* Your task
Locate the lines that hold the string "泡沫灭火器". Copy every such line.

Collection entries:
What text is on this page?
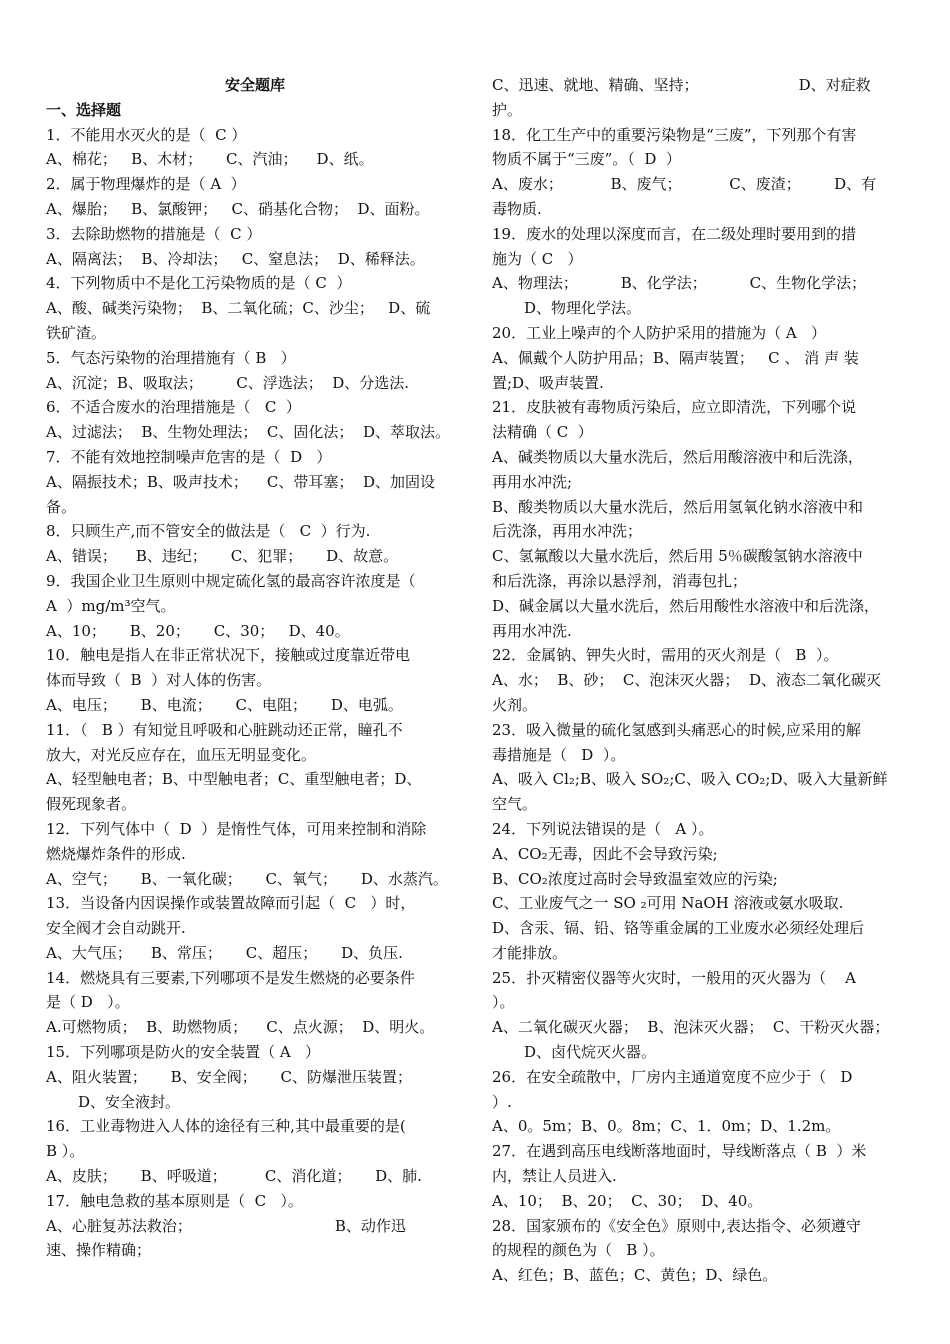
安全题库

一、选择题

1．不能用水灭火的是（  C ）

A、棉花；   B、木材；     C、汽油；    D、纸。

2．属于物理爆炸的是（ A  ）

A、爆胎；   B、氯酸钾；   C、硝基化合物；  D、面粉。

3．去除助燃物的措施是（  C ）

A、隔离法；  B、冷却法；   C、窒息法；  D、稀释法。

4．下列物质中不是化工污染物质的是（ C  ）

A、酸、碱类污染物；  B、二氧化硫；C、沙尘；   D、硫

铁矿渣。

5．气态污染物的治理措施有（ B   ）

A、沉淀；B、吸取法；       C、浮选法；  D、分选法.

6．不适合废水的治理措施是（   C  ）

A、过滤法；  B、生物处理法；  C、固化法；  D、萃取法。

7．不能有效地控制噪声危害的是（  D   ）

A、隔振技术；B、吸声技术；    C、带耳塞；  D、加固设

备。

8．只顾生产,而不管安全的做法是（   C  ）行为.

A、错误；    B、违纪；     C、犯罪；     D、故意。

9．我国企业卫生原则中规定硫化氢的最高容许浓度是（

A  ）mg/m³空气。

A、10；     B、20；     C、30；   D、40。

10．触电是指人在非正常状况下，接触或过度靠近带电

体而导致（  B  ）对人体的伤害。

A、电压；     B、电流；     C、电阻；     D、电弧。

11．（   B ）有知觉且呼吸和心脏跳动还正常，瞳孔不

放大，对光反应存在，血压无明显变化。

A、轻型触电者；B、中型触电者；C、重型触电者；D、

假死现象者。

12．下列气体中（  D  ）是惰性气体，可用来控制和消除

燃烧爆炸条件的形成.

A、空气；     B、一氧化碳；     C、氧气；     D、水蒸汽。

13．当设备内因误操作或装置故障而引起（  C   ）时，

安全阀才会自动跳开.

A、大气压；    B、常压；     C、超压；     D、负压.

14．燃烧具有三要素,下列哪项不是发生燃烧的必要条件

是（ D   ）。

A.可燃物质；  B、助燃物质；    C、点火源；  D、明火。

15．下列哪项是防火的安全装置（ A   ）

A、阻火装置；     B、安全阀；     C、防爆泄压装置；

D、安全液封。

16．工业毒物进入人体的途径有三种,其中最重要的是(

B ）。

A、皮肤；     B、呼吸道；        C、消化道；     D、肺.

17．触电急救的基本原则是（  C   ）。

A、心脏复苏法救治；                              B、动作迅

速、操作精确；

C、迅速、就地、精确、坚持；                     D、对症救

护。

18．化工生产中的重要污染物是“三废”，下列那个有害

物质不属于“三废”。（  D  ）

A、废水；          B、废气；          C、废渣；       D、有

毒物质.

19．废水的处理以深度而言，在二级处理时要用到的措

施为（ C   ）

A、物理法；         B、化学法；         C、生物化学法；

D、物理化学法。

20．工业上噪声的个人防护采用的措施为（ A   ）

A、佩戴个人防护用品；B、隔声装置；   C 、 消 声 装

置;D、吸声装置.

21．皮肤被有毒物质污染后，应立即清洗，下列哪个说

法精确（ C  ）

A、碱类物质以大量水洗后，然后用酸溶液中和后洗涤，

再用水冲洗;

B、酸类物质以大量水洗后，然后用氢氧化钠水溶液中和

后洗涤，再用水冲洗；

C、氢氟酸以大量水洗后，然后用 5％碳酸氢钠水溶液中

和后洗涤，再涂以悬浮剂，消毒包扎；

D、碱金属以大量水洗后，然后用酸性水溶液中和后洗涤，

再用水冲洗.

22．金属钠、钾失火时，需用的灭火剂是（   B  ）。

A、水；  B、砂；  C、泡沫灭火器；  D、液态二氧化碳灭

火剂。

23．吸入微量的硫化氢感到头痛恶心的时候,应采用的解

毒措施是（   D  ）。

A、吸入 Cl₂;B、吸入 SO₂;C、吸入 CO₂;D、吸入大量新鲜

空气。

24．下列说法错误的是（   A ）。

A、CO₂无毒，因此不会导致污染;

B、CO₂浓度过高时会导致温室效应的污染;

C、工业废气之一 SO ₂可用 NaOH 溶液或氨水吸取.

D、含汞、镉、铅、铬等重金属的工业废水必须经处理后

才能排放。

25．扑灭精密仪器等火灾时，一般用的灭火器为（    A

）。

A、二氧化碳灭火器；  B、泡沫灭火器；  C、干粉灭火器；

D、卤代烷灭火器。

26．在安全疏散中，厂房内主通道宽度不应少于（   D

）.

A、0。5m；B、0。8m；C、1．0m；D、1.2m。

27．在遇到高压电线断落地面时，导线断落点（ B  ）米

内，禁让人员进入.

A、10；  B、20；  C、30；  D、40。

28．国家颁布的《安全色》原则中,表达指令、必须遵守

的规程的颜色为（   B ）。

A、红色；B、蓝色；C、黄色；D、绿色。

* Task result
A、水；  B、砂；  C、泡沫灭火器；  D、液态二氧化碳灭
A、二氧化碳灭火器；  B、泡沫灭火器；  C、干粉灭火器；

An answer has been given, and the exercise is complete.